## WHAT YOU NEED TO DO
Copy every line in which the string "process" occurs.

"""

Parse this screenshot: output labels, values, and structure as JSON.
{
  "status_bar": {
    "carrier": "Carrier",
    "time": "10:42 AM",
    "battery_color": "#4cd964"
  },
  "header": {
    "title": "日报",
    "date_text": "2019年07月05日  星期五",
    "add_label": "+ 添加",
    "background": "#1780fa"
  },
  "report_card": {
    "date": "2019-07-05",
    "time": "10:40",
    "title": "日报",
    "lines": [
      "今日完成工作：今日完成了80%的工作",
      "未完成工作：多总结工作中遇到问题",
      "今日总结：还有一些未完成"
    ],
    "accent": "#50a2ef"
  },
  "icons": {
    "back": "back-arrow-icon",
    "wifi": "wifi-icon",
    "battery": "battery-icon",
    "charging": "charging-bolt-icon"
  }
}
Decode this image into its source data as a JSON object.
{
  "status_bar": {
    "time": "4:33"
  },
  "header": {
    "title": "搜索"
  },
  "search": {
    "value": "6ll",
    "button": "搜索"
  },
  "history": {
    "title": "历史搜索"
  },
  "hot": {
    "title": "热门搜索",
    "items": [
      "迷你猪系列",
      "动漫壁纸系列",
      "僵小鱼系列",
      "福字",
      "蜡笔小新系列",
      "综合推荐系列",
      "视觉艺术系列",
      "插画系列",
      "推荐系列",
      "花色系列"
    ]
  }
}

"""
"""

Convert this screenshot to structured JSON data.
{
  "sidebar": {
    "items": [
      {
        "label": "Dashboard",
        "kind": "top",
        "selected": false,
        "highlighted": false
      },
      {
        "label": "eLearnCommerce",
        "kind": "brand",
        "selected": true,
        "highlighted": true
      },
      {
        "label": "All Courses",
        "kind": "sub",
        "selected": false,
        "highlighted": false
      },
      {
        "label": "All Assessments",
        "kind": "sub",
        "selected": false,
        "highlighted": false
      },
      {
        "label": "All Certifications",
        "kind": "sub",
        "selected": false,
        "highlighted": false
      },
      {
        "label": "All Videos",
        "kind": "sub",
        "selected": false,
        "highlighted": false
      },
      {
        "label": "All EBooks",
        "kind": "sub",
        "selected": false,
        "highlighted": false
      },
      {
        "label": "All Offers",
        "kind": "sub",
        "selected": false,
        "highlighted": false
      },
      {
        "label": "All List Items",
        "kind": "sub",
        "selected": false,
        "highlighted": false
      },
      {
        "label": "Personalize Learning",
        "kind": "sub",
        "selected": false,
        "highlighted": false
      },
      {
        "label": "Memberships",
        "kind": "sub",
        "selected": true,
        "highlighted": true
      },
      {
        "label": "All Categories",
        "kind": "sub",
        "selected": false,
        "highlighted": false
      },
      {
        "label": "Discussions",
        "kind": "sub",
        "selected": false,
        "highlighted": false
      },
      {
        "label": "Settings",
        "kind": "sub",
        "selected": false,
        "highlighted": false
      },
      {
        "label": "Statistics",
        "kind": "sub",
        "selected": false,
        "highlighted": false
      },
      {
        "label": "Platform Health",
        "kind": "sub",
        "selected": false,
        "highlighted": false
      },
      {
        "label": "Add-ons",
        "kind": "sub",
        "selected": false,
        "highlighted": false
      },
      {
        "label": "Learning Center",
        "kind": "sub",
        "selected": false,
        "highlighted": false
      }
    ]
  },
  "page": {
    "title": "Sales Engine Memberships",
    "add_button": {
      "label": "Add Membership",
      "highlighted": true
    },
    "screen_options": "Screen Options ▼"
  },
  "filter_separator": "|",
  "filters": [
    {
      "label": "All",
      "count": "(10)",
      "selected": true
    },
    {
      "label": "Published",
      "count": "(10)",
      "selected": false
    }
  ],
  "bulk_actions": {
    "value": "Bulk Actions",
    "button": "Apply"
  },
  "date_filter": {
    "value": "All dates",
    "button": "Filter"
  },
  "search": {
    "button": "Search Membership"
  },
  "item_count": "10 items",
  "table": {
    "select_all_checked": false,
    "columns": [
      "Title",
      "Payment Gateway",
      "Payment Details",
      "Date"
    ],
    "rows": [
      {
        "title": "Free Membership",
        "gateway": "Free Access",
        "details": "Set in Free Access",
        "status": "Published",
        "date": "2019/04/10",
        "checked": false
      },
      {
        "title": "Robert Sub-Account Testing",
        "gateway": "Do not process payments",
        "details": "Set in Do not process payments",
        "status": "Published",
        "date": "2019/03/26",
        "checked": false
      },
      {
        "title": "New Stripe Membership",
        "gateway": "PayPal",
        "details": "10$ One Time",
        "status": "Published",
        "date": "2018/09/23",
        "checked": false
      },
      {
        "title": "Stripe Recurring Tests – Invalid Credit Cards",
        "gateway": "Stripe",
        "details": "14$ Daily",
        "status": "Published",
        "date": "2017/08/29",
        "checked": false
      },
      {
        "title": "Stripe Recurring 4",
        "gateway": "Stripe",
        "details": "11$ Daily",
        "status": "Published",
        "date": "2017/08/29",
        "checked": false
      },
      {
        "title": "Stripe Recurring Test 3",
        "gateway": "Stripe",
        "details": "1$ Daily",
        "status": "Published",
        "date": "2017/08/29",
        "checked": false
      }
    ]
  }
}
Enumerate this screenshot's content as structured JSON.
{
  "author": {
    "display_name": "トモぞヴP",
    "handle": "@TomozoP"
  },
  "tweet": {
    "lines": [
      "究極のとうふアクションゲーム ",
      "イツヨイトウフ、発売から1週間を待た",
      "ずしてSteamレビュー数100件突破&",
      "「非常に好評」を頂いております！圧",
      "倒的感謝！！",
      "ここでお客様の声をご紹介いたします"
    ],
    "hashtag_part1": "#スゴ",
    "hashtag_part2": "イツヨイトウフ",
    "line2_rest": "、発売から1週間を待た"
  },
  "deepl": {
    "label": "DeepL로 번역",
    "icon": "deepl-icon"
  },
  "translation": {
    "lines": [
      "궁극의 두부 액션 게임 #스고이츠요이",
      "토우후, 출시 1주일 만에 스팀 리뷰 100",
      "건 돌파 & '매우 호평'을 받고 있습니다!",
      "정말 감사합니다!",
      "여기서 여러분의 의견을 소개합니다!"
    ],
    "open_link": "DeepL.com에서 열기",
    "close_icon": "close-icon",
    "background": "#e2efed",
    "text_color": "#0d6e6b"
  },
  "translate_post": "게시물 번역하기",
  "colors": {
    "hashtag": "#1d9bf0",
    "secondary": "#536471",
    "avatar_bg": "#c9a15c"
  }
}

"""
"""

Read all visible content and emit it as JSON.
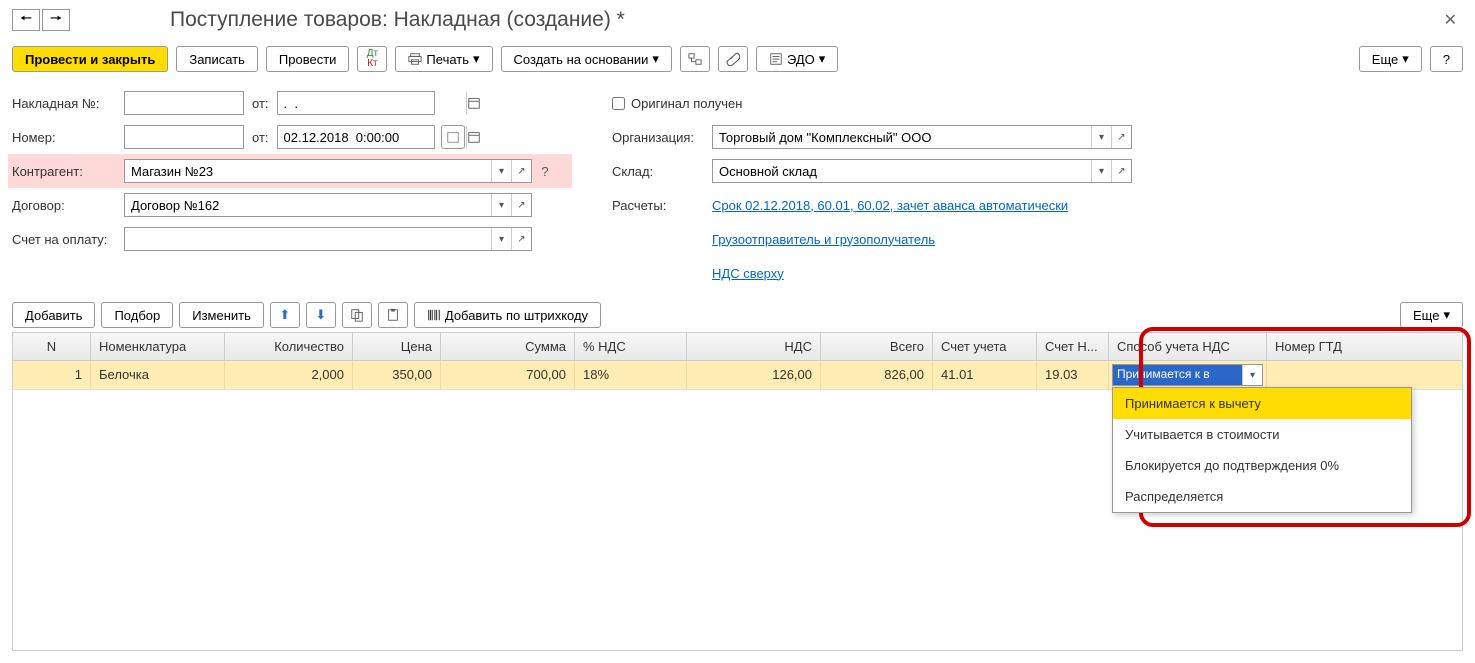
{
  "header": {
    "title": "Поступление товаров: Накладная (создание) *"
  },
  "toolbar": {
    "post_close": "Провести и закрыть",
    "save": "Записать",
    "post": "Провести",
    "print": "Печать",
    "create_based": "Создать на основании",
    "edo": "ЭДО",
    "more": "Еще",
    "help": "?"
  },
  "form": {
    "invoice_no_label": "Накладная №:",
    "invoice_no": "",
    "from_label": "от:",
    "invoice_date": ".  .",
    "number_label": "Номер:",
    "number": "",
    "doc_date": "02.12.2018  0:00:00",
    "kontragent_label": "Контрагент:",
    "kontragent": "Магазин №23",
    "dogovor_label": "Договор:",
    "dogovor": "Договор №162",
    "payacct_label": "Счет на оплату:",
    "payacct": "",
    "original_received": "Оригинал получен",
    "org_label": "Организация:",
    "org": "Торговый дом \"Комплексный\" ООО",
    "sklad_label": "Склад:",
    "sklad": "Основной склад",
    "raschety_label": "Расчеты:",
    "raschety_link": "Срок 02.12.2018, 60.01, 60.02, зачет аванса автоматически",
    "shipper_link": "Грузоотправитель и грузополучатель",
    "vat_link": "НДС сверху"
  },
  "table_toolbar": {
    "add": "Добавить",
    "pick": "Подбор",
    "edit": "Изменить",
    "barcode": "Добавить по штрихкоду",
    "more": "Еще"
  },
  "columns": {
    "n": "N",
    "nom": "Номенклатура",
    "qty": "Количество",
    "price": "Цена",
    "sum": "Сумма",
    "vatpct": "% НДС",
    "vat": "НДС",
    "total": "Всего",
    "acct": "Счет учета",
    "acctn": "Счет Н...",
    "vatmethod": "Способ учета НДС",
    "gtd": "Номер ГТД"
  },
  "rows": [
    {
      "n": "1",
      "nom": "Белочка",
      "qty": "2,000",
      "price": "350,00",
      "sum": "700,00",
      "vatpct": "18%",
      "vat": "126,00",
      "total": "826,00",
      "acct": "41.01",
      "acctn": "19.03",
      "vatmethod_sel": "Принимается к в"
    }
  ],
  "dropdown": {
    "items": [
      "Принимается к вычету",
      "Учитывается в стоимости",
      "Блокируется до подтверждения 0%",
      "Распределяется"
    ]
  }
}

"""

## RESPONSE TO THE EXERCISE
        "gateway": "Do not process payments",
        "details": "Set in Do not process payments",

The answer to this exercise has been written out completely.